======== Items ========
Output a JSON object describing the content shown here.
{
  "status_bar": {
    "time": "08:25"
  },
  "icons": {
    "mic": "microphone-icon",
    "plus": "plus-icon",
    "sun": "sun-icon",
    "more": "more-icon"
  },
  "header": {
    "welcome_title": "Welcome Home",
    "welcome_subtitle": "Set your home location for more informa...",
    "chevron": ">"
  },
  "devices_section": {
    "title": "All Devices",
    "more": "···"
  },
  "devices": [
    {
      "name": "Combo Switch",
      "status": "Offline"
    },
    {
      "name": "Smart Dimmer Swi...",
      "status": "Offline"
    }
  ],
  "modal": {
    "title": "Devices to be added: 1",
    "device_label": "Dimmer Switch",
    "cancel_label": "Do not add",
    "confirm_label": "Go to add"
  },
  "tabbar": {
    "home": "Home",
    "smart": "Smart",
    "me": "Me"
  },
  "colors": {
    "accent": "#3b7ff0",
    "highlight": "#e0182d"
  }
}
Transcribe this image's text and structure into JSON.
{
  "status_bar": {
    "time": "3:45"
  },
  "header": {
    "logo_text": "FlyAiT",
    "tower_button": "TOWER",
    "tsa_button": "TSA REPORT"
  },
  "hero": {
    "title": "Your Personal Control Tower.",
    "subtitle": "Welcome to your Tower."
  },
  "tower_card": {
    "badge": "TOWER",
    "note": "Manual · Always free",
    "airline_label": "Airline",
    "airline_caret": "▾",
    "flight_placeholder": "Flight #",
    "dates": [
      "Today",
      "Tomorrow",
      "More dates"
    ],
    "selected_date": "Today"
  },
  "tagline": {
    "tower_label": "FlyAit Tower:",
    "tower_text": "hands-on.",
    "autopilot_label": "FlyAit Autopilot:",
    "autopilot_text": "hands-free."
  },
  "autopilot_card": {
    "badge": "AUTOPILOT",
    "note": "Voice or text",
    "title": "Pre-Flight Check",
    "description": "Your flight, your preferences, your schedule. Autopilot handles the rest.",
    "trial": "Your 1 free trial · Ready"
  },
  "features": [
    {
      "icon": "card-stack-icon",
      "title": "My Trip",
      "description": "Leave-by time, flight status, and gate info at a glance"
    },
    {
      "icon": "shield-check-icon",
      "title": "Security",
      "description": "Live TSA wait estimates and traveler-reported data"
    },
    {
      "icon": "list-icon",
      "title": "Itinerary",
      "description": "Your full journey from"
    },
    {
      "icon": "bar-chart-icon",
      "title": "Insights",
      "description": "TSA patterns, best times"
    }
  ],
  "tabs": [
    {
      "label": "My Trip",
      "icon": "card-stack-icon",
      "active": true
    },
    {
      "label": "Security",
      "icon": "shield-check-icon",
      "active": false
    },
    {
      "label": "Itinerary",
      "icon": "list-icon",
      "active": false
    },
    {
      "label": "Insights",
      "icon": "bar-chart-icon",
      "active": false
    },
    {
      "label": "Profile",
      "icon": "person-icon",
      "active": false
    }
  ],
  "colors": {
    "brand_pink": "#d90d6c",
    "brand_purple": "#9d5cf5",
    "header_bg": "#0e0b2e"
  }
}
========
Directive: Take the lines above and retype all of them exactly.

Answer below:
Output a JSON object describing the content shown here.
{
  "status_bar": {
    "time": "08:25"
  },
  "icons": {
    "mic": "microphone-icon",
    "plus": "plus-icon",
    "sun": "sun-icon",
    "more": "more-icon"
  },
  "header": {
    "welcome_title": "Welcome Home",
    "welcome_subtitle": "Set your home location for more informa...",
    "chevron": ">"
  },
  "devices_section": {
    "title": "All Devices",
    "more": "···"
  },
  "devices": [
    {
      "name": "Combo Switch",
      "status": "Offline"
    },
    {
      "name": "Smart Dimmer Swi...",
      "status": "Offline"
    }
  ],
  "modal": {
    "title": "Devices to be added: 1",
    "device_label": "Dimmer Switch",
    "cancel_label": "Do not add",
    "confirm_label": "Go to add"
  },
  "tabbar": {
    "home": "Home",
    "smart": "Smart",
    "me": "Me"
  },
  "colors": {
    "accent": "#3b7ff0",
    "highlight": "#e0182d"
  }
}
Transcribe this image's text and structure into JSON.
{
  "status_bar": {
    "time": "3:45"
  },
  "header": {
    "logo_text": "FlyAiT",
    "tower_button": "TOWER",
    "tsa_button": "TSA REPORT"
  },
  "hero": {
    "title": "Your Personal Control Tower.",
    "subtitle": "Welcome to your Tower."
  },
  "tower_card": {
    "badge": "TOWER",
    "note": "Manual · Always free",
    "airline_label": "Airline",
    "airline_caret": "▾",
    "flight_placeholder": "Flight #",
    "dates": [
      "Today",
      "Tomorrow",
      "More dates"
    ],
    "selected_date": "Today"
  },
  "tagline": {
    "tower_label": "FlyAit Tower:",
    "tower_text": "hands-on.",
    "autopilot_label": "FlyAit Autopilot:",
    "autopilot_text": "hands-free."
  },
  "autopilot_card": {
    "badge": "AUTOPILOT",
    "note": "Voice or text",
    "title": "Pre-Flight Check",
    "description": "Your flight, your preferences, your schedule. Autopilot handles the rest.",
    "trial": "Your 1 free trial · Ready"
  },
  "features": [
    {
      "icon": "card-stack-icon",
      "title": "My Trip",
      "description": "Leave-by time, flight status, and gate info at a glance"
    },
    {
      "icon": "shield-check-icon",
      "title": "Security",
      "description": "Live TSA wait estimates and traveler-reported data"
    },
    {
      "icon": "list-icon",
      "title": "Itinerary",
      "description": "Your full journey from"
    },
    {
      "icon": "bar-chart-icon",
      "title": "Insights",
      "description": "TSA patterns, best times"
    }
  ],
  "tabs": [
    {
      "label": "My Trip",
      "icon": "card-stack-icon",
      "active": true
    },
    {
      "label": "Security",
      "icon": "shield-check-icon",
      "active": false
    },
    {
      "label": "Itinerary",
      "icon": "list-icon",
      "active": false
    },
    {
      "label": "Insights",
      "icon": "bar-chart-icon",
      "active": false
    },
    {
      "label": "Profile",
      "icon": "person-icon",
      "active": false
    }
  ],
  "colors": {
    "brand_pink": "#d90d6c",
    "brand_purple": "#9d5cf5",
    "header_bg": "#0e0b2e"
  }
}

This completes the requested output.